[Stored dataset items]
## begin

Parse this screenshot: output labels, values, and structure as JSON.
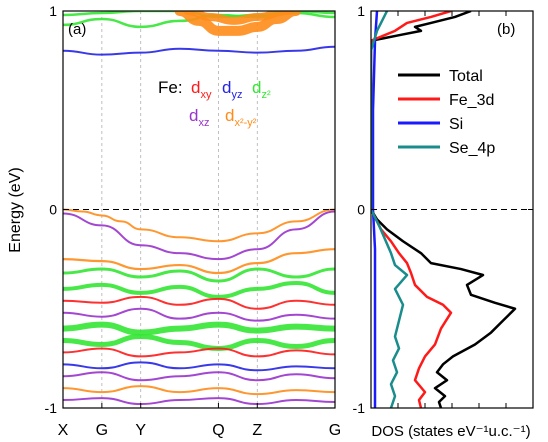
{
  "chart_data": [
    {
      "panel_label": "(a)",
      "type": "line",
      "title": "",
      "ylabel": "Energy (eV)",
      "xlabel": "",
      "ylim": [
        -1,
        1
      ],
      "yticks": [
        -1,
        0,
        1
      ],
      "k_labels": [
        "X",
        "G",
        "Y",
        "Q",
        "Z",
        "G"
      ],
      "k_positions": [
        0,
        1,
        2,
        4,
        5,
        7
      ],
      "xlim": [
        0,
        7
      ],
      "fermi_level": 0,
      "legend": {
        "prefix": "Fe:",
        "orbitals": [
          {
            "base": "d",
            "sub": "xy",
            "color": "#ff1a1a"
          },
          {
            "base": "d",
            "sub": "yz",
            "color": "#2323e6"
          },
          {
            "base": "d",
            "sub": "z²",
            "color": "#33e633"
          },
          {
            "base": "d",
            "sub": "xz",
            "color": "#9933cc"
          },
          {
            "base": "d",
            "sub": "x²-y²",
            "color": "#ff8c1a"
          }
        ]
      },
      "series": [
        {
          "values": [
            [
              0,
              0.8
            ],
            [
              1,
              0.78
            ],
            [
              2,
              0.79
            ],
            [
              3,
              0.81
            ],
            [
              4,
              0.8
            ],
            [
              5,
              0.79
            ],
            [
              6,
              0.8
            ],
            [
              7,
              0.82
            ]
          ],
          "color": "#2323e6",
          "width": 2.0
        },
        {
          "values": [
            [
              0,
              0.93
            ],
            [
              1,
              0.96
            ],
            [
              2,
              0.92
            ],
            [
              3,
              0.95
            ],
            [
              4,
              0.98
            ],
            [
              5,
              0.97
            ],
            [
              6,
              0.99
            ],
            [
              7,
              0.97
            ]
          ],
          "color": "#33e633",
          "width": 2.5
        },
        {
          "values": [
            [
              0,
              0.98
            ],
            [
              1,
              0.99
            ],
            [
              2,
              1.0
            ],
            [
              3,
              1.0
            ],
            [
              4,
              0.97
            ],
            [
              5,
              0.98
            ],
            [
              6,
              1.0
            ],
            [
              7,
              0.99
            ]
          ],
          "color": "#33e633",
          "width": 2.5
        },
        {
          "values": [
            [
              3,
              1.0
            ],
            [
              3.5,
              0.95
            ],
            [
              4,
              0.9
            ],
            [
              4.5,
              0.9
            ],
            [
              5,
              0.92
            ],
            [
              5.5,
              0.96
            ],
            [
              6,
              1.0
            ]
          ],
          "color": "#ff8c1a",
          "width": 10
        },
        {
          "values": [
            [
              3.2,
              1.0
            ],
            [
              3.8,
              0.97
            ],
            [
              4.4,
              0.95
            ],
            [
              5,
              0.97
            ],
            [
              5.8,
              1.0
            ]
          ],
          "color": "#ff8c1a",
          "width": 8
        },
        {
          "values": [
            [
              0,
              0.0
            ],
            [
              0.5,
              -0.01
            ],
            [
              1,
              -0.03
            ],
            [
              1.5,
              -0.06
            ],
            [
              2,
              -0.1
            ],
            [
              3,
              -0.14
            ],
            [
              4,
              -0.16
            ],
            [
              5,
              -0.12
            ],
            [
              6,
              -0.06
            ],
            [
              7,
              0.0
            ]
          ],
          "color": "#ff8c1a",
          "width": 2.0
        },
        {
          "values": [
            [
              0,
              -0.02
            ],
            [
              1,
              -0.08
            ],
            [
              2,
              -0.18
            ],
            [
              3,
              -0.22
            ],
            [
              4,
              -0.25
            ],
            [
              5,
              -0.2
            ],
            [
              6,
              -0.1
            ],
            [
              7,
              -0.01
            ]
          ],
          "color": "#9933cc",
          "width": 2.0
        },
        {
          "values": [
            [
              0,
              -0.25
            ],
            [
              1,
              -0.26
            ],
            [
              2,
              -0.3
            ],
            [
              3,
              -0.28
            ],
            [
              4,
              -0.32
            ],
            [
              5,
              -0.27
            ],
            [
              6,
              -0.22
            ],
            [
              7,
              -0.2
            ]
          ],
          "color": "#ff8c1a",
          "width": 2.2
        },
        {
          "values": [
            [
              0,
              -0.32
            ],
            [
              1,
              -0.3
            ],
            [
              2,
              -0.34
            ],
            [
              3,
              -0.31
            ],
            [
              4,
              -0.36
            ],
            [
              5,
              -0.3
            ],
            [
              6,
              -0.34
            ],
            [
              7,
              -0.3
            ]
          ],
          "color": "#33e633",
          "width": 3.0
        },
        {
          "values": [
            [
              0,
              -0.4
            ],
            [
              1,
              -0.38
            ],
            [
              2,
              -0.42
            ],
            [
              3,
              -0.39
            ],
            [
              4,
              -0.44
            ],
            [
              5,
              -0.4
            ],
            [
              6,
              -0.37
            ],
            [
              7,
              -0.42
            ]
          ],
          "color": "#33e633",
          "width": 4.0
        },
        {
          "values": [
            [
              0,
              -0.46
            ],
            [
              1,
              -0.47
            ],
            [
              2,
              -0.44
            ],
            [
              3,
              -0.48
            ],
            [
              4,
              -0.45
            ],
            [
              5,
              -0.5
            ],
            [
              6,
              -0.46
            ],
            [
              7,
              -0.48
            ]
          ],
          "color": "#ff1a1a",
          "width": 2.0
        },
        {
          "values": [
            [
              0,
              -0.52
            ],
            [
              1,
              -0.54
            ],
            [
              2,
              -0.5
            ],
            [
              3,
              -0.55
            ],
            [
              4,
              -0.52
            ],
            [
              5,
              -0.56
            ],
            [
              6,
              -0.53
            ],
            [
              7,
              -0.55
            ]
          ],
          "color": "#9933cc",
          "width": 2.0
        },
        {
          "values": [
            [
              0,
              -0.6
            ],
            [
              1,
              -0.58
            ],
            [
              2,
              -0.62
            ],
            [
              3,
              -0.6
            ],
            [
              4,
              -0.58
            ],
            [
              5,
              -0.61
            ],
            [
              6,
              -0.59
            ],
            [
              7,
              -0.6
            ]
          ],
          "color": "#33e633",
          "width": 6.0
        },
        {
          "values": [
            [
              0,
              -0.66
            ],
            [
              1,
              -0.68
            ],
            [
              2,
              -0.64
            ],
            [
              3,
              -0.67
            ],
            [
              4,
              -0.7
            ],
            [
              5,
              -0.66
            ],
            [
              6,
              -0.69
            ],
            [
              7,
              -0.66
            ]
          ],
          "color": "#33e633",
          "width": 5.0
        },
        {
          "values": [
            [
              0,
              -0.72
            ],
            [
              1,
              -0.7
            ],
            [
              2,
              -0.74
            ],
            [
              3,
              -0.72
            ],
            [
              4,
              -0.7
            ],
            [
              5,
              -0.74
            ],
            [
              6,
              -0.71
            ],
            [
              7,
              -0.73
            ]
          ],
          "color": "#ff1a1a",
          "width": 2.0
        },
        {
          "values": [
            [
              0,
              -0.78
            ],
            [
              1,
              -0.8
            ],
            [
              2,
              -0.77
            ],
            [
              3,
              -0.8
            ],
            [
              4,
              -0.78
            ],
            [
              5,
              -0.81
            ],
            [
              6,
              -0.79
            ],
            [
              7,
              -0.8
            ]
          ],
          "color": "#2323e6",
          "width": 2.0
        },
        {
          "values": [
            [
              0,
              -0.84
            ],
            [
              1,
              -0.82
            ],
            [
              2,
              -0.86
            ],
            [
              3,
              -0.84
            ],
            [
              4,
              -0.82
            ],
            [
              5,
              -0.86
            ],
            [
              6,
              -0.83
            ],
            [
              7,
              -0.85
            ]
          ],
          "color": "#9933cc",
          "width": 2.0
        },
        {
          "values": [
            [
              0,
              -0.9
            ],
            [
              1,
              -0.92
            ],
            [
              2,
              -0.89
            ],
            [
              3,
              -0.92
            ],
            [
              4,
              -0.9
            ],
            [
              5,
              -0.93
            ],
            [
              6,
              -0.91
            ],
            [
              7,
              -0.92
            ]
          ],
          "color": "#ff8c1a",
          "width": 2.0
        },
        {
          "values": [
            [
              0,
              -0.96
            ],
            [
              1,
              -0.95
            ],
            [
              2,
              -0.98
            ],
            [
              3,
              -0.96
            ],
            [
              4,
              -0.95
            ],
            [
              5,
              -0.98
            ],
            [
              6,
              -0.96
            ],
            [
              7,
              -0.97
            ]
          ],
          "color": "#9933cc",
          "width": 2.0
        }
      ]
    },
    {
      "panel_label": "(b)",
      "type": "line",
      "title": "",
      "xlabel": "DOS (states eV⁻¹u.c.⁻¹)",
      "ylabel": "",
      "ylim": [
        -1,
        1
      ],
      "yticks": [
        -1,
        0,
        1
      ],
      "fermi_level": 0,
      "legend_position": "top-right",
      "series": [
        {
          "name": "Total",
          "color": "#000000",
          "values": [
            [
              -1.0,
              0.35
            ],
            [
              -0.97,
              0.34
            ],
            [
              -0.94,
              0.37
            ],
            [
              -0.9,
              0.32
            ],
            [
              -0.86,
              0.38
            ],
            [
              -0.82,
              0.33
            ],
            [
              -0.78,
              0.36
            ],
            [
              -0.74,
              0.41
            ],
            [
              -0.68,
              0.52
            ],
            [
              -0.62,
              0.6
            ],
            [
              -0.56,
              0.66
            ],
            [
              -0.5,
              0.72
            ],
            [
              -0.47,
              0.62
            ],
            [
              -0.43,
              0.5
            ],
            [
              -0.38,
              0.48
            ],
            [
              -0.33,
              0.56
            ],
            [
              -0.3,
              0.45
            ],
            [
              -0.27,
              0.3
            ],
            [
              -0.22,
              0.25
            ],
            [
              -0.16,
              0.16
            ],
            [
              -0.1,
              0.08
            ],
            [
              -0.05,
              0.03
            ],
            [
              0.0,
              0.0
            ],
            [
              0.85,
              0.0
            ],
            [
              0.88,
              0.15
            ],
            [
              0.9,
              0.25
            ],
            [
              0.92,
              0.22
            ],
            [
              0.94,
              0.3
            ],
            [
              0.97,
              0.42
            ],
            [
              1.0,
              0.5
            ]
          ]
        },
        {
          "name": "Fe_3d",
          "color": "#ff1a1a",
          "values": [
            [
              -1.0,
              0.25
            ],
            [
              -0.96,
              0.24
            ],
            [
              -0.92,
              0.27
            ],
            [
              -0.86,
              0.22
            ],
            [
              -0.8,
              0.24
            ],
            [
              -0.74,
              0.27
            ],
            [
              -0.68,
              0.32
            ],
            [
              -0.6,
              0.35
            ],
            [
              -0.52,
              0.4
            ],
            [
              -0.48,
              0.36
            ],
            [
              -0.44,
              0.28
            ],
            [
              -0.38,
              0.22
            ],
            [
              -0.32,
              0.2
            ],
            [
              -0.27,
              0.18
            ],
            [
              -0.22,
              0.14
            ],
            [
              -0.16,
              0.1
            ],
            [
              -0.1,
              0.05
            ],
            [
              0.0,
              0.0
            ],
            [
              0.85,
              0.0
            ],
            [
              0.9,
              0.12
            ],
            [
              0.94,
              0.18
            ],
            [
              0.97,
              0.3
            ],
            [
              1.0,
              0.4
            ]
          ]
        },
        {
          "name": "Si",
          "color": "#1a1aff",
          "values": [
            [
              -1.0,
              0.02
            ],
            [
              -0.7,
              0.02
            ],
            [
              -0.4,
              0.02
            ],
            [
              -0.2,
              0.02
            ],
            [
              0.0,
              0.01
            ],
            [
              0.5,
              0.01
            ],
            [
              0.85,
              0.02
            ],
            [
              1.0,
              0.03
            ]
          ]
        },
        {
          "name": "Se_4p",
          "color": "#1a8c8c",
          "values": [
            [
              -1.0,
              0.1
            ],
            [
              -0.94,
              0.12
            ],
            [
              -0.88,
              0.1
            ],
            [
              -0.82,
              0.13
            ],
            [
              -0.76,
              0.11
            ],
            [
              -0.7,
              0.14
            ],
            [
              -0.64,
              0.12
            ],
            [
              -0.56,
              0.14
            ],
            [
              -0.48,
              0.16
            ],
            [
              -0.4,
              0.12
            ],
            [
              -0.33,
              0.18
            ],
            [
              -0.28,
              0.12
            ],
            [
              -0.22,
              0.1
            ],
            [
              -0.15,
              0.07
            ],
            [
              -0.08,
              0.04
            ],
            [
              0.0,
              0.0
            ],
            [
              0.8,
              0.0
            ],
            [
              0.9,
              0.03
            ],
            [
              0.96,
              0.06
            ],
            [
              1.0,
              0.08
            ]
          ]
        }
      ]
    }
  ]
}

## end

DIRECTIONS:
Find the string "name" in the entries above and return each line that holds it.

RESPONSE TO THIS EXERCISE:
          "name": "Total",
          "name": "Fe_3d",
          "name": "Si",
          "name": "Se_4p",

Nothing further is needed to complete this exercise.